*Exercise goal*.
Look through the listing for the word "فقال". Copy each line that has it.

*Materials provided*.

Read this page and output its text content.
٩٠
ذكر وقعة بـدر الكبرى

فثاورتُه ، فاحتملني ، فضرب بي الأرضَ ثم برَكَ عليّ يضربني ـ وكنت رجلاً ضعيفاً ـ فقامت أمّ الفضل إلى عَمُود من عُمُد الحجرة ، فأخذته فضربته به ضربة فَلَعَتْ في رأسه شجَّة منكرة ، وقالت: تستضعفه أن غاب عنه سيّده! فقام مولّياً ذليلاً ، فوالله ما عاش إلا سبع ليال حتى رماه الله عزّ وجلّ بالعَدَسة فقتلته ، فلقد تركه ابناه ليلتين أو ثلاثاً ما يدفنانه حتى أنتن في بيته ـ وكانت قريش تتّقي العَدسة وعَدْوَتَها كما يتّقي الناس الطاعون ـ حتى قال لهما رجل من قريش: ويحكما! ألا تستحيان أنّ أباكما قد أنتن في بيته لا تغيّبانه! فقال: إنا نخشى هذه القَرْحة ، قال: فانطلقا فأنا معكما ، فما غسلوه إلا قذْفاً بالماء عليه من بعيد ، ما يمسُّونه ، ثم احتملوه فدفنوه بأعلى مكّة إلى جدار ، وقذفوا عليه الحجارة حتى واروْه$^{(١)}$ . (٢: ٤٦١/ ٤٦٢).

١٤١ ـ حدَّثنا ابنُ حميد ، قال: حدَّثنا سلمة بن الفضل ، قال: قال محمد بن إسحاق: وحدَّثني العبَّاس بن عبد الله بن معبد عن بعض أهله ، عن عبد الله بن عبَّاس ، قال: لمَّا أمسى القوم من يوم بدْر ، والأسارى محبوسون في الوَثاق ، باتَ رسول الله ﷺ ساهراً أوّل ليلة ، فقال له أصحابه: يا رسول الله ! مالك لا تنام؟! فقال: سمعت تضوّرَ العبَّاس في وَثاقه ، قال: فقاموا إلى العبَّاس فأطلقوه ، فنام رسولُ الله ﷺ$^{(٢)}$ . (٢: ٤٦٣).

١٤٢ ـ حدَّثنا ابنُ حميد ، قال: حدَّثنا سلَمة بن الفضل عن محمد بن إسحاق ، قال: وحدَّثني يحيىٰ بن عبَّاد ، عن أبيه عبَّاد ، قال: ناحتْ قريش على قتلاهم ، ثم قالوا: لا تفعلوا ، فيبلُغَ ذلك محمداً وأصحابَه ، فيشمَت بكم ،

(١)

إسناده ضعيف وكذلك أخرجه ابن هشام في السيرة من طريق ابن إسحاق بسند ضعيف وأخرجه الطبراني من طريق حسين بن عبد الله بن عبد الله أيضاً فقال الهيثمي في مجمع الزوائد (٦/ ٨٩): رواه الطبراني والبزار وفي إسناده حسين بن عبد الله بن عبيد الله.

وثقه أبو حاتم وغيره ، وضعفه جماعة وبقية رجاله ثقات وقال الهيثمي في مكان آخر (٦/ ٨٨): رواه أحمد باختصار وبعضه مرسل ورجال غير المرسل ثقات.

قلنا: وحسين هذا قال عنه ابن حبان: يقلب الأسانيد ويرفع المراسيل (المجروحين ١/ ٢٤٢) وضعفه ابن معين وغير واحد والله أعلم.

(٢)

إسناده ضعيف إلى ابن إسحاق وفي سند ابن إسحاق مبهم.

*The answer*.
فثاورتُه ، فاحتملني ، فضرب بي الأرضَ ثم برَكَ عليّ يضربني ـ وكنت رجلاً ضعيفاً ـ فقامت أمّ الفضل إلى عَمُود من عُمُد الحجرة ، فأخذته فضربته به ضربة فَلَعَتْ في رأسه شجَّة منكرة ، وقالت: تستضعفه أن غاب عنه سيّده! فقام مولّياً ذليلاً ، فوالله ما عاش إلا سبع ليال حتى رماه الله عزّ وجلّ بالعَدَسة فقتلته ، فلقد تركه ابناه ليلتين أو ثلاثاً ما يدفنانه حتى أنتن في بيته ـ وكانت قريش تتّقي العَدسة وعَدْوَتَها كما يتّقي الناس الطاعون ـ حتى قال لهما رجل من قريش: ويحكما! ألا تستحيان أنّ أباكما قد أنتن في بيته لا تغيّبانه! فقال: إنا نخشى هذه القَرْحة ، قال: فانطلقا فأنا معكما ، فما غسلوه إلا قذْفاً بالماء عليه من بعيد ، ما يمسُّونه ، ثم احتملوه فدفنوه بأعلى مكّة إلى جدار ، وقذفوا عليه الحجارة حتى واروْه$^{(١)}$ . (٢: ٤٦١/ ٤٦٢).
١٤١ ـ حدَّثنا ابنُ حميد ، قال: حدَّثنا سلمة بن الفضل ، قال: قال محمد بن إسحاق: وحدَّثني العبَّاس بن عبد الله بن معبد عن بعض أهله ، عن عبد الله بن عبَّاس ، قال: لمَّا أمسى القوم من يوم بدْر ، والأسارى محبوسون في الوَثاق ، باتَ رسول الله ﷺ ساهراً أوّل ليلة ، فقال له أصحابه: يا رسول الله ! مالك لا تنام؟! فقال: سمعت تضوّرَ العبَّاس في وَثاقه ، قال: فقاموا إلى العبَّاس فأطلقوه ، فنام رسولُ الله ﷺ$^{(٢)}$ . (٢: ٤٦٣).
إسناده ضعيف وكذلك أخرجه ابن هشام في السيرة من طريق ابن إسحاق بسند ضعيف وأخرجه الطبراني من طريق حسين بن عبد الله بن عبد الله أيضاً فقال الهيثمي في مجمع الزوائد (٦/ ٨٩): رواه الطبراني والبزار وفي إسناده حسين بن عبد الله بن عبيد الله.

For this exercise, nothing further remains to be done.